> Record list:
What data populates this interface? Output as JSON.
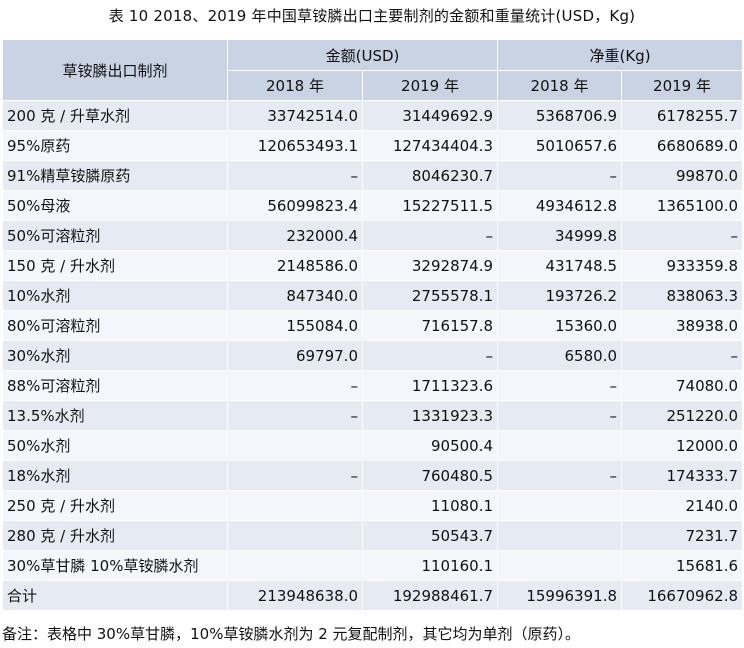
{
  "title": "表 10  2018、2019 年中国草铵膦出口主要制剂的金额和重量统计(USD，Kg)",
  "table": {
    "header": {
      "name_col": "草铵膦出口制剂",
      "group_amount": "金额(USD)",
      "group_weight": "净重(Kg)",
      "y2018": "2018 年",
      "y2019": "2019 年"
    },
    "rows": [
      {
        "name": "200 克 / 升草水剂",
        "a2018": "33742514.0",
        "a2019": "31449692.9",
        "w2018": "5368706.9",
        "w2019": "6178255.7"
      },
      {
        "name": "95%原药",
        "a2018": "120653493.1",
        "a2019": "127434404.3",
        "w2018": "5010657.6",
        "w2019": "6680689.0"
      },
      {
        "name": "91%精草铵膦原药",
        "a2018": "–",
        "a2019": "8046230.7",
        "w2018": "–",
        "w2019": "99870.0"
      },
      {
        "name": "50%母液",
        "a2018": "56099823.4",
        "a2019": "15227511.5",
        "w2018": "4934612.8",
        "w2019": "1365100.0"
      },
      {
        "name": "50%可溶粒剂",
        "a2018": "232000.4",
        "a2019": "–",
        "w2018": "34999.8",
        "w2019": "–"
      },
      {
        "name": "150 克 / 升水剂",
        "a2018": "2148586.0",
        "a2019": "3292874.9",
        "w2018": "431748.5",
        "w2019": "933359.8"
      },
      {
        "name": "10%水剂",
        "a2018": "847340.0",
        "a2019": "2755578.1",
        "w2018": "193726.2",
        "w2019": "838063.3"
      },
      {
        "name": "80%可溶粒剂",
        "a2018": "155084.0",
        "a2019": "716157.8",
        "w2018": "15360.0",
        "w2019": "38938.0"
      },
      {
        "name": "30%水剂",
        "a2018": "69797.0",
        "a2019": "–",
        "w2018": "6580.0",
        "w2019": "–"
      },
      {
        "name": "88%可溶粒剂",
        "a2018": "–",
        "a2019": "1711323.6",
        "w2018": "–",
        "w2019": "74080.0"
      },
      {
        "name": "13.5%水剂",
        "a2018": "–",
        "a2019": "1331923.3",
        "w2018": "–",
        "w2019": "251220.0"
      },
      {
        "name": "50%水剂",
        "a2018": "",
        "a2019": "90500.4",
        "w2018": "",
        "w2019": "12000.0"
      },
      {
        "name": "18%水剂",
        "a2018": "–",
        "a2019": "760480.5",
        "w2018": "–",
        "w2019": "174333.7"
      },
      {
        "name": "250 克 / 升水剂",
        "a2018": "",
        "a2019": "11080.1",
        "w2018": "",
        "w2019": "2140.0"
      },
      {
        "name": "280 克 / 升水剂",
        "a2018": "",
        "a2019": "50543.7",
        "w2018": "",
        "w2019": "7231.7"
      },
      {
        "name": "30%草甘膦 10%草铵膦水剂",
        "a2018": "",
        "a2019": "110160.1",
        "w2018": "",
        "w2019": "15681.6"
      },
      {
        "name": "合计",
        "a2018": "213948638.0",
        "a2019": "192988461.7",
        "w2018": "15996391.8",
        "w2019": "16670962.8"
      }
    ]
  },
  "note": "备注：表格中 30%草甘膦，10%草铵膦水剂为 2 元复配制剂，其它均为单剂（原药）。"
}
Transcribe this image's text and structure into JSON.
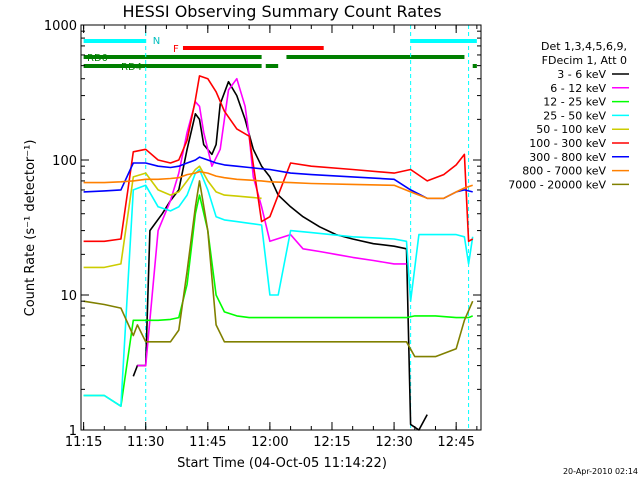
{
  "chart_data": {
    "type": "line",
    "title": "HESSI Observing Summary Count Rates",
    "xlabel": "Start Time (04-Oct-05 11:14:22)",
    "ylabel": "Count Rate (s⁻¹ detector⁻¹)",
    "yscale": "log",
    "ylim": [
      1,
      1000
    ],
    "xlim": [
      "11:14:22",
      "12:51"
    ],
    "x_ticks": [
      "11:15",
      "11:30",
      "11:45",
      "12:00",
      "12:15",
      "12:30",
      "12:45"
    ],
    "y_ticks": [
      "1",
      "10",
      "100",
      "1000"
    ],
    "grid": false,
    "legend_position": "right",
    "legend_header": [
      "Det 1,3,4,5,6,9,",
      "FDecim 1, Att 0"
    ],
    "footer_text": "20-Apr-2010 02:14",
    "band_labels": {
      "n": "N",
      "f": "F",
      "rd0": "RD0",
      "rd4": "RD4"
    },
    "bands": {
      "night": [
        [
          "11:15",
          "11:30"
        ],
        [
          "12:34",
          "12:50"
        ]
      ],
      "flare": [
        [
          "11:39",
          "12:13"
        ]
      ],
      "rd0": [
        [
          "11:15",
          "11:58"
        ],
        [
          "12:04",
          "12:47"
        ]
      ],
      "rd4": [
        [
          "11:15",
          "11:58"
        ],
        [
          "11:59",
          "12:02"
        ],
        [
          "12:49",
          "12:50"
        ]
      ]
    },
    "night_lines": [
      "11:30",
      "12:34",
      "12:48"
    ],
    "series": [
      {
        "name": "3 - 6 keV",
        "color": "#000000",
        "x": [
          "11:27",
          "11:28",
          "11:30",
          "11:31",
          "11:34",
          "11:36",
          "11:38",
          "11:40",
          "11:42",
          "11:43",
          "11:44",
          "11:46",
          "11:47",
          "11:48",
          "11:50",
          "11:52",
          "11:54",
          "11:56",
          "11:58",
          "12:00",
          "12:02",
          "12:05",
          "12:08",
          "12:12",
          "12:16",
          "12:20",
          "12:25",
          "12:30",
          "12:33",
          "12:34",
          "12:36",
          "12:38"
        ],
        "y": [
          2.5,
          3,
          3,
          30,
          40,
          50,
          60,
          120,
          220,
          200,
          130,
          110,
          130,
          260,
          380,
          300,
          200,
          120,
          90,
          75,
          55,
          45,
          38,
          32,
          28,
          26,
          24,
          23,
          22,
          1.1,
          1,
          1.3
        ]
      },
      {
        "name": "6 - 12 keV",
        "color": "#ff00ff",
        "x": [
          "11:28",
          "11:30",
          "11:33",
          "11:36",
          "11:38",
          "11:40",
          "11:42",
          "11:43",
          "11:44",
          "11:46",
          "11:48",
          "11:50",
          "11:52",
          "11:54",
          "11:55",
          "11:56",
          "11:58",
          "12:00",
          "12:05",
          "12:08",
          "12:12",
          "12:16",
          "12:20",
          "12:25",
          "12:30",
          "12:33"
        ],
        "y": [
          3,
          3,
          30,
          50,
          80,
          160,
          270,
          250,
          160,
          90,
          120,
          330,
          400,
          250,
          150,
          75,
          45,
          25,
          28,
          22,
          21,
          20,
          19,
          18,
          17,
          17
        ]
      },
      {
        "name": "12 - 25 keV",
        "color": "#00ff00",
        "x": [
          "11:15",
          "11:20",
          "11:24",
          "11:27",
          "11:30",
          "11:33",
          "11:36",
          "11:38",
          "11:40",
          "11:42",
          "11:43",
          "11:45",
          "11:47",
          "11:49",
          "11:52",
          "11:55",
          "11:58",
          "12:00",
          "12:10",
          "12:20",
          "12:30",
          "12:33",
          "12:35",
          "12:40",
          "12:45",
          "12:47",
          "12:48",
          "12:49"
        ],
        "y": [
          1.8,
          1.8,
          1.5,
          6.5,
          6.5,
          6.5,
          6.6,
          6.8,
          12,
          40,
          55,
          30,
          10,
          7.5,
          7,
          6.8,
          6.8,
          6.8,
          6.8,
          6.8,
          6.8,
          6.8,
          7,
          7,
          6.8,
          6.8,
          6.8,
          7
        ]
      },
      {
        "name": "25 - 50 keV",
        "color": "#00ffff",
        "x": [
          "11:15",
          "11:20",
          "11:24",
          "11:27",
          "11:30",
          "11:33",
          "11:36",
          "11:38",
          "11:40",
          "11:42",
          "11:43",
          "11:45",
          "11:47",
          "11:49",
          "11:52",
          "11:55",
          "11:58",
          "12:00",
          "12:02",
          "12:05",
          "12:10",
          "12:20",
          "12:30",
          "12:33",
          "12:34",
          "12:36",
          "12:40",
          "12:45",
          "12:47",
          "12:48",
          "12:49"
        ],
        "y": [
          1.8,
          1.8,
          1.5,
          60,
          65,
          45,
          42,
          45,
          55,
          80,
          85,
          60,
          38,
          36,
          35,
          34,
          33,
          10,
          10,
          30,
          29,
          27,
          26,
          25,
          9,
          28,
          28,
          28,
          27,
          17,
          27
        ]
      },
      {
        "name": "50 - 100 keV",
        "color": "#cccc00",
        "x": [
          "11:15",
          "11:20",
          "11:24",
          "11:27",
          "11:30",
          "11:33",
          "11:36",
          "11:38",
          "11:40",
          "11:42",
          "11:43",
          "11:45",
          "11:47",
          "11:49",
          "11:52",
          "11:55",
          "11:58"
        ],
        "y": [
          16,
          16,
          17,
          75,
          80,
          60,
          55,
          58,
          70,
          85,
          90,
          70,
          58,
          55,
          54,
          53,
          52
        ]
      },
      {
        "name": "100 - 300 keV",
        "color": "#ff0000",
        "x": [
          "11:15",
          "11:20",
          "11:24",
          "11:27",
          "11:30",
          "11:33",
          "11:36",
          "11:38",
          "11:40",
          "11:42",
          "11:43",
          "11:45",
          "11:47",
          "11:49",
          "11:52",
          "11:55",
          "11:58",
          "12:00",
          "12:05",
          "12:10",
          "12:20",
          "12:30",
          "12:34",
          "12:38",
          "12:42",
          "12:45",
          "12:47",
          "12:48",
          "12:49"
        ],
        "y": [
          25,
          25,
          26,
          115,
          120,
          100,
          95,
          100,
          140,
          280,
          420,
          400,
          320,
          230,
          170,
          150,
          35,
          38,
          95,
          90,
          85,
          80,
          85,
          70,
          78,
          92,
          110,
          25,
          26
        ]
      },
      {
        "name": "300 - 800 keV",
        "color": "#0000ff",
        "x": [
          "11:15",
          "11:20",
          "11:24",
          "11:27",
          "11:30",
          "11:33",
          "11:36",
          "11:38",
          "11:40",
          "11:42",
          "11:43",
          "11:45",
          "11:47",
          "11:49",
          "11:52",
          "11:55",
          "11:58",
          "12:00",
          "12:05",
          "12:10",
          "12:20",
          "12:30",
          "12:34",
          "12:38",
          "12:42",
          "12:45",
          "12:47",
          "12:49"
        ],
        "y": [
          58,
          59,
          60,
          95,
          95,
          90,
          88,
          90,
          95,
          100,
          105,
          100,
          95,
          92,
          90,
          88,
          86,
          85,
          80,
          78,
          75,
          72,
          60,
          52,
          52,
          58,
          60,
          58
        ]
      },
      {
        "name": "800 - 7000 keV",
        "color": "#ff8000",
        "x": [
          "11:15",
          "11:20",
          "11:24",
          "11:27",
          "11:30",
          "11:33",
          "11:36",
          "11:38",
          "11:40",
          "11:42",
          "11:43",
          "11:45",
          "11:47",
          "11:49",
          "11:52",
          "11:55",
          "11:58",
          "12:00",
          "12:05",
          "12:10",
          "12:20",
          "12:30",
          "12:34",
          "12:38",
          "12:42",
          "12:45",
          "12:47",
          "12:49"
        ],
        "y": [
          68,
          68,
          69,
          70,
          72,
          72,
          73,
          74,
          78,
          80,
          82,
          80,
          76,
          74,
          72,
          71,
          70,
          69,
          68,
          67,
          66,
          65,
          58,
          52,
          52,
          58,
          62,
          65
        ]
      },
      {
        "name": "7000 - 20000 keV",
        "color": "#808000",
        "x": [
          "11:15",
          "11:20",
          "11:24",
          "11:27",
          "11:28",
          "11:30",
          "11:33",
          "11:36",
          "11:38",
          "11:40",
          "11:42",
          "11:43",
          "11:45",
          "11:47",
          "11:49",
          "11:52",
          "11:55",
          "11:58",
          "12:00",
          "12:10",
          "12:20",
          "12:30",
          "12:33",
          "12:35",
          "12:40",
          "12:45",
          "12:47",
          "12:49"
        ],
        "y": [
          9,
          8.5,
          8,
          5,
          6,
          4.5,
          4.5,
          4.5,
          5.5,
          15,
          45,
          70,
          30,
          6,
          4.5,
          4.5,
          4.5,
          4.5,
          4.5,
          4.5,
          4.5,
          4.5,
          4.5,
          3.5,
          3.5,
          4,
          6.5,
          9
        ]
      }
    ]
  }
}
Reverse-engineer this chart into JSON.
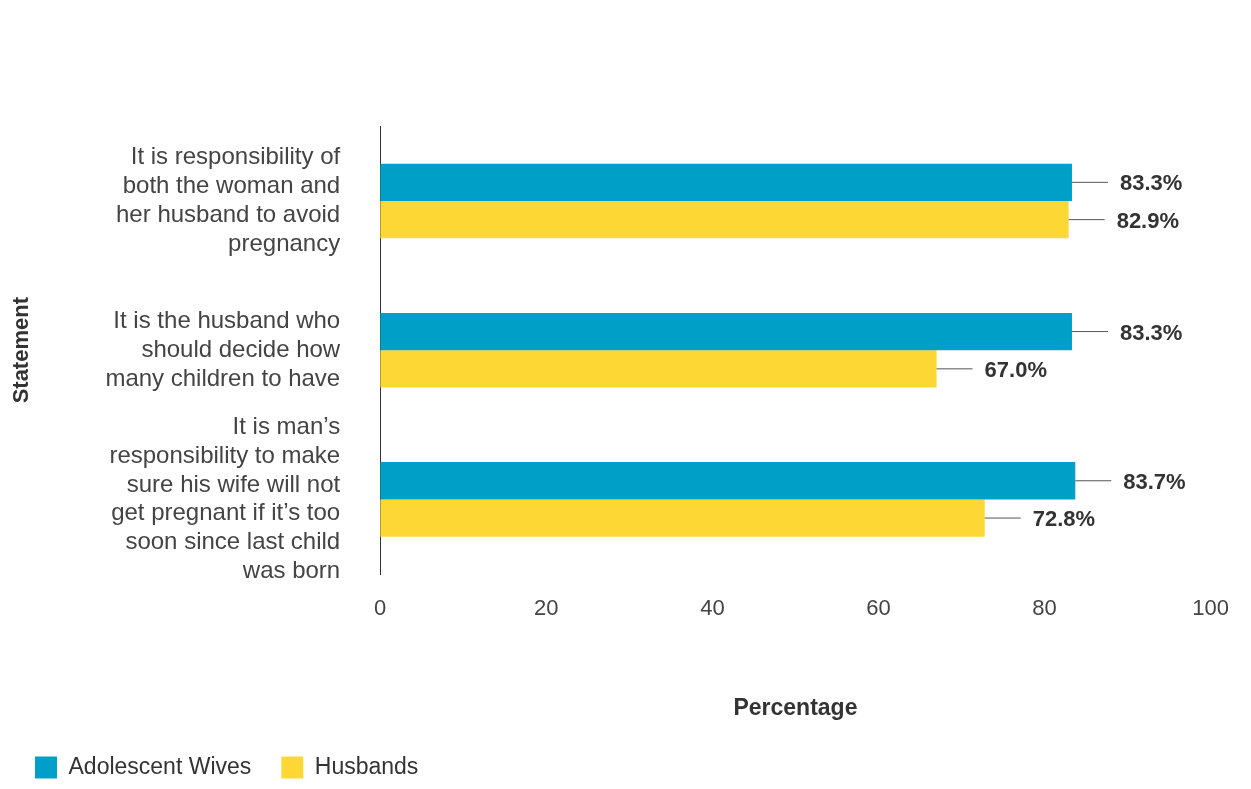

> Instruction: Return all lines containing the word "可溶粒剂".

> Written reply:
        "name": "50%可溶粒剂",
        "name": "80%可溶粒剂",
        "name": "88%可溶粒剂",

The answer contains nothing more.